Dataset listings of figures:
* START *

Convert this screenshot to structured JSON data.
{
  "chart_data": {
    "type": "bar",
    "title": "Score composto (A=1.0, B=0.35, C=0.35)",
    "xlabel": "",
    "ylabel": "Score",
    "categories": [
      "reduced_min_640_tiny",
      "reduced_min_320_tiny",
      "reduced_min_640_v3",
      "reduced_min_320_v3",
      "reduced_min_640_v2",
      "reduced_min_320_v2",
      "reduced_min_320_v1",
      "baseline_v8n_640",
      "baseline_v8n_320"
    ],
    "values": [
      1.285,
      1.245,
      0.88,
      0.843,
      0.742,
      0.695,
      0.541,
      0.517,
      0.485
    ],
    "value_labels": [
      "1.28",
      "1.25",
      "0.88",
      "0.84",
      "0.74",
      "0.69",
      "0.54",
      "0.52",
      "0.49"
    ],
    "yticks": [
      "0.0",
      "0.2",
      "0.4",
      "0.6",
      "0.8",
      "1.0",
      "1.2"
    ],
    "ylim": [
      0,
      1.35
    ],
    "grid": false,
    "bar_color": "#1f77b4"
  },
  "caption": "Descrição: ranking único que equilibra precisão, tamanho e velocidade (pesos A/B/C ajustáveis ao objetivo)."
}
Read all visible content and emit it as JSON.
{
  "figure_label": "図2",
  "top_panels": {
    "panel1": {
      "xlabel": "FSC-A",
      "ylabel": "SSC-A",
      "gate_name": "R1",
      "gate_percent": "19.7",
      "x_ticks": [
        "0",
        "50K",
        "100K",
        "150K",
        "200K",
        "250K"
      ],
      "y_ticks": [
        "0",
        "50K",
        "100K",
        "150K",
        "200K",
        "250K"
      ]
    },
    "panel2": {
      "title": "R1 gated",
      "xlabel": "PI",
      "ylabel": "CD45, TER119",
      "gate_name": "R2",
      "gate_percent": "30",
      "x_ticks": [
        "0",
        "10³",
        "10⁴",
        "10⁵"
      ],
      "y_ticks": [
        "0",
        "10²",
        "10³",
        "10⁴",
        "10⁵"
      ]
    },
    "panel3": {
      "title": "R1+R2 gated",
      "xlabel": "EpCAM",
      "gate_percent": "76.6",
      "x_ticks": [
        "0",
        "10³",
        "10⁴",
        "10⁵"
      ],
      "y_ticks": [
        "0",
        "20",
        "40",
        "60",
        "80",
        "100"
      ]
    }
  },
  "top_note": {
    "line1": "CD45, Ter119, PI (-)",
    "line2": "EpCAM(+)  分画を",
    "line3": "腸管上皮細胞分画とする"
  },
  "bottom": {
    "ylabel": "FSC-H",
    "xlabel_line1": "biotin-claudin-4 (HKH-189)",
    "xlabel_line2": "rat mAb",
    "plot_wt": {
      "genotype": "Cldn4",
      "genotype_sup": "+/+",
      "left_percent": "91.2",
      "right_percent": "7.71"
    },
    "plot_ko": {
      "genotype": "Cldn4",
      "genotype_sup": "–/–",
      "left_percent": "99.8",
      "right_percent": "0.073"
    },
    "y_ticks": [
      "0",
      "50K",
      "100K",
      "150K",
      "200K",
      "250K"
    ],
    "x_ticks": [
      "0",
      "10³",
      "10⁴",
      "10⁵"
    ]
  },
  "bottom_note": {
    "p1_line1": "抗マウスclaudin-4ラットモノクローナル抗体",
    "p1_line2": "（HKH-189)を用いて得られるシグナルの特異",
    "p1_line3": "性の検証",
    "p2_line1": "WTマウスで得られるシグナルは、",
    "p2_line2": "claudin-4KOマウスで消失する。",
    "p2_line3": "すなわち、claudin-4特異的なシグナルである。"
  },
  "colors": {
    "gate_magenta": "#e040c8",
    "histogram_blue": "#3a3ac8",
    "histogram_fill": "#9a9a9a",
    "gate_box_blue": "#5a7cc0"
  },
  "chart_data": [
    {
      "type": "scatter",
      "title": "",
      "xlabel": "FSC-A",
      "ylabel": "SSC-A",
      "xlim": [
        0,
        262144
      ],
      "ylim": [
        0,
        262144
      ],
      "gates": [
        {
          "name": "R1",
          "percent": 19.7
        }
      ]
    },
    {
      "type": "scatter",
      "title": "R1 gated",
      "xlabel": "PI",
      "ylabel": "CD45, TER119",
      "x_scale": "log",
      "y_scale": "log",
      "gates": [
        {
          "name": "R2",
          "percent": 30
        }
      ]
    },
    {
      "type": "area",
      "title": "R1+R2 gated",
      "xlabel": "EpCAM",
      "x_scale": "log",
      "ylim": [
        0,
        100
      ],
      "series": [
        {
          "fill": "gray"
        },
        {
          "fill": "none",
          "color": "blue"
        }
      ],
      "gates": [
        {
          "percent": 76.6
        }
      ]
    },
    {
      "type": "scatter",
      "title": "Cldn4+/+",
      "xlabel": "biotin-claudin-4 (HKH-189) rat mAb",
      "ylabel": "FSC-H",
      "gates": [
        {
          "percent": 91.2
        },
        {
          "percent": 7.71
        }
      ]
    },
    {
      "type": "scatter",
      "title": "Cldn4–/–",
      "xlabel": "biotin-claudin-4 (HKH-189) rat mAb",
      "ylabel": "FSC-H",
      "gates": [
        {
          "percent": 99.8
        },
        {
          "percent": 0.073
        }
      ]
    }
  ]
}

* END *

Repeat the records above exactly.

» **Full solution**
Convert this screenshot to structured JSON data.
{
  "chart_data": {
    "type": "bar",
    "title": "Score composto (A=1.0, B=0.35, C=0.35)",
    "xlabel": "",
    "ylabel": "Score",
    "categories": [
      "reduced_min_640_tiny",
      "reduced_min_320_tiny",
      "reduced_min_640_v3",
      "reduced_min_320_v3",
      "reduced_min_640_v2",
      "reduced_min_320_v2",
      "reduced_min_320_v1",
      "baseline_v8n_640",
      "baseline_v8n_320"
    ],
    "values": [
      1.285,
      1.245,
      0.88,
      0.843,
      0.742,
      0.695,
      0.541,
      0.517,
      0.485
    ],
    "value_labels": [
      "1.28",
      "1.25",
      "0.88",
      "0.84",
      "0.74",
      "0.69",
      "0.54",
      "0.52",
      "0.49"
    ],
    "yticks": [
      "0.0",
      "0.2",
      "0.4",
      "0.6",
      "0.8",
      "1.0",
      "1.2"
    ],
    "ylim": [
      0,
      1.35
    ],
    "grid": false,
    "bar_color": "#1f77b4"
  },
  "caption": "Descrição: ranking único que equilibra precisão, tamanho e velocidade (pesos A/B/C ajustáveis ao objetivo)."
}
Read all visible content and emit it as JSON.
{
  "figure_label": "図2",
  "top_panels": {
    "panel1": {
      "xlabel": "FSC-A",
      "ylabel": "SSC-A",
      "gate_name": "R1",
      "gate_percent": "19.7",
      "x_ticks": [
        "0",
        "50K",
        "100K",
        "150K",
        "200K",
        "250K"
      ],
      "y_ticks": [
        "0",
        "50K",
        "100K",
        "150K",
        "200K",
        "250K"
      ]
    },
    "panel2": {
      "title": "R1 gated",
      "xlabel": "PI",
      "ylabel": "CD45, TER119",
      "gate_name": "R2",
      "gate_percent": "30",
      "x_ticks": [
        "0",
        "10³",
        "10⁴",
        "10⁵"
      ],
      "y_ticks": [
        "0",
        "10²",
        "10³",
        "10⁴",
        "10⁵"
      ]
    },
    "panel3": {
      "title": "R1+R2 gated",
      "xlabel": "EpCAM",
      "gate_percent": "76.6",
      "x_ticks": [
        "0",
        "10³",
        "10⁴",
        "10⁵"
      ],
      "y_ticks": [
        "0",
        "20",
        "40",
        "60",
        "80",
        "100"
      ]
    }
  },
  "top_note": {
    "line1": "CD45, Ter119, PI (-)",
    "line2": "EpCAM(+)  分画を",
    "line3": "腸管上皮細胞分画とする"
  },
  "bottom": {
    "ylabel": "FSC-H",
    "xlabel_line1": "biotin-claudin-4 (HKH-189)",
    "xlabel_line2": "rat mAb",
    "plot_wt": {
      "genotype": "Cldn4",
      "genotype_sup": "+/+",
      "left_percent": "91.2",
      "right_percent": "7.71"
    },
    "plot_ko": {
      "genotype": "Cldn4",
      "genotype_sup": "–/–",
      "left_percent": "99.8",
      "right_percent": "0.073"
    },
    "y_ticks": [
      "0",
      "50K",
      "100K",
      "150K",
      "200K",
      "250K"
    ],
    "x_ticks": [
      "0",
      "10³",
      "10⁴",
      "10⁵"
    ]
  },
  "bottom_note": {
    "p1_line1": "抗マウスclaudin-4ラットモノクローナル抗体",
    "p1_line2": "（HKH-189)を用いて得られるシグナルの特異",
    "p1_line3": "性の検証",
    "p2_line1": "WTマウスで得られるシグナルは、",
    "p2_line2": "claudin-4KOマウスで消失する。",
    "p2_line3": "すなわち、claudin-4特異的なシグナルである。"
  },
  "colors": {
    "gate_magenta": "#e040c8",
    "histogram_blue": "#3a3ac8",
    "histogram_fill": "#9a9a9a",
    "gate_box_blue": "#5a7cc0"
  },
  "chart_data": [
    {
      "type": "scatter",
      "title": "",
      "xlabel": "FSC-A",
      "ylabel": "SSC-A",
      "xlim": [
        0,
        262144
      ],
      "ylim": [
        0,
        262144
      ],
      "gates": [
        {
          "name": "R1",
          "percent": 19.7
        }
      ]
    },
    {
      "type": "scatter",
      "title": "R1 gated",
      "xlabel": "PI",
      "ylabel": "CD45, TER119",
      "x_scale": "log",
      "y_scale": "log",
      "gates": [
        {
          "name": "R2",
          "percent": 30
        }
      ]
    },
    {
      "type": "area",
      "title": "R1+R2 gated",
      "xlabel": "EpCAM",
      "x_scale": "log",
      "ylim": [
        0,
        100
      ],
      "series": [
        {
          "fill": "gray"
        },
        {
          "fill": "none",
          "color": "blue"
        }
      ],
      "gates": [
        {
          "percent": 76.6
        }
      ]
    },
    {
      "type": "scatter",
      "title": "Cldn4+/+",
      "xlabel": "biotin-claudin-4 (HKH-189) rat mAb",
      "ylabel": "FSC-H",
      "gates": [
        {
          "percent": 91.2
        },
        {
          "percent": 7.71
        }
      ]
    },
    {
      "type": "scatter",
      "title": "Cldn4–/–",
      "xlabel": "biotin-claudin-4 (HKH-189) rat mAb",
      "ylabel": "FSC-H",
      "gates": [
        {
          "percent": 99.8
        },
        {
          "percent": 0.073
        }
      ]
    }
  ]
}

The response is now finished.